Your goal
Below are some records; retype all of them exactly.

— START Data shown —

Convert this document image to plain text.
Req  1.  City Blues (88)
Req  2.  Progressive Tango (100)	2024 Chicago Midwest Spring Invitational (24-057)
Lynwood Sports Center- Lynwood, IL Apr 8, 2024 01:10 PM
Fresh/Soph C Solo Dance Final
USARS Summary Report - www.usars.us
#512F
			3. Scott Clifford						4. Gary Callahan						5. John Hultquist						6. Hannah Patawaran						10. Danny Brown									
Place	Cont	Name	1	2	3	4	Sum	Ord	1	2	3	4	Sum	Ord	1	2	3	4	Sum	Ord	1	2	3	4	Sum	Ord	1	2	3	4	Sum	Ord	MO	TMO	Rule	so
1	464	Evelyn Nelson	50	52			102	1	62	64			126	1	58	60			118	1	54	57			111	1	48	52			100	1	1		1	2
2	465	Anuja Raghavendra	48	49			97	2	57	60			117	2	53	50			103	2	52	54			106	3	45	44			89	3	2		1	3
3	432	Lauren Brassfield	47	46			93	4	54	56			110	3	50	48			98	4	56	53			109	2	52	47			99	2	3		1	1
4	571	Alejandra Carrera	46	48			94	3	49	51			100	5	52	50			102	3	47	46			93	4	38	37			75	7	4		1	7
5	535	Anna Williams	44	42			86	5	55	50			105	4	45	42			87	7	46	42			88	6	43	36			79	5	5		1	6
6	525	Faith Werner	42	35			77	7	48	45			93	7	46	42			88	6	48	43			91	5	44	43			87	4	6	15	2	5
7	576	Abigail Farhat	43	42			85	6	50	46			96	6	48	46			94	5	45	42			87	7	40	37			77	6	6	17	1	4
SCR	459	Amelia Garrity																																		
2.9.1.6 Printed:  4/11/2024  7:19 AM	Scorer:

— END Data shown —

Problem solution
Convert this document image to plain text.
Req  1.  City Blues (88)
Req  2.  Progressive Tango (100)	2024 Chicago Midwest Spring Invitational (24-057)
Lynwood Sports Center- Lynwood, IL Apr 8, 2024 01:10 PM
Fresh/Soph C Solo Dance Final
USARS Summary Report - www.usars.us
#512F
			3. Scott Clifford						4. Gary Callahan						5. John Hultquist						6. Hannah Patawaran						10. Danny Brown									
Place	Cont	Name	1	2	3	4	Sum	Ord	1	2	3	4	Sum	Ord	1	2	3	4	Sum	Ord	1	2	3	4	Sum	Ord	1	2	3	4	Sum	Ord	MO	TMO	Rule	so
1	464	Evelyn Nelson	50	52			102	1	62	64			126	1	58	60			118	1	54	57			111	1	48	52			100	1	1		1	2
2	465	Anuja Raghavendra	48	49			97	2	57	60			117	2	53	50			103	2	52	54			106	3	45	44			89	3	2		1	3
3	432	Lauren Brassfield	47	46			93	4	54	56			110	3	50	48			98	4	56	53			109	2	52	47			99	2	3		1	1
4	571	Alejandra Carrera	46	48			94	3	49	51			100	5	52	50			102	3	47	46			93	4	38	37			75	7	4		1	7
5	535	Anna Williams	44	42			86	5	55	50			105	4	45	42			87	7	46	42			88	6	43	36			79	5	5		1	6
6	525	Faith Werner	42	35			77	7	48	45			93	7	46	42			88	6	48	43			91	5	44	43			87	4	6	15	2	5
7	576	Abigail Farhat	43	42			85	6	50	46			96	6	48	46			94	5	45	42			87	7	40	37			77	6	6	17	1	4
SCR	459	Amelia Garrity																																		
2.9.1.6 Printed:  4/11/2024  7:19 AM	Scorer:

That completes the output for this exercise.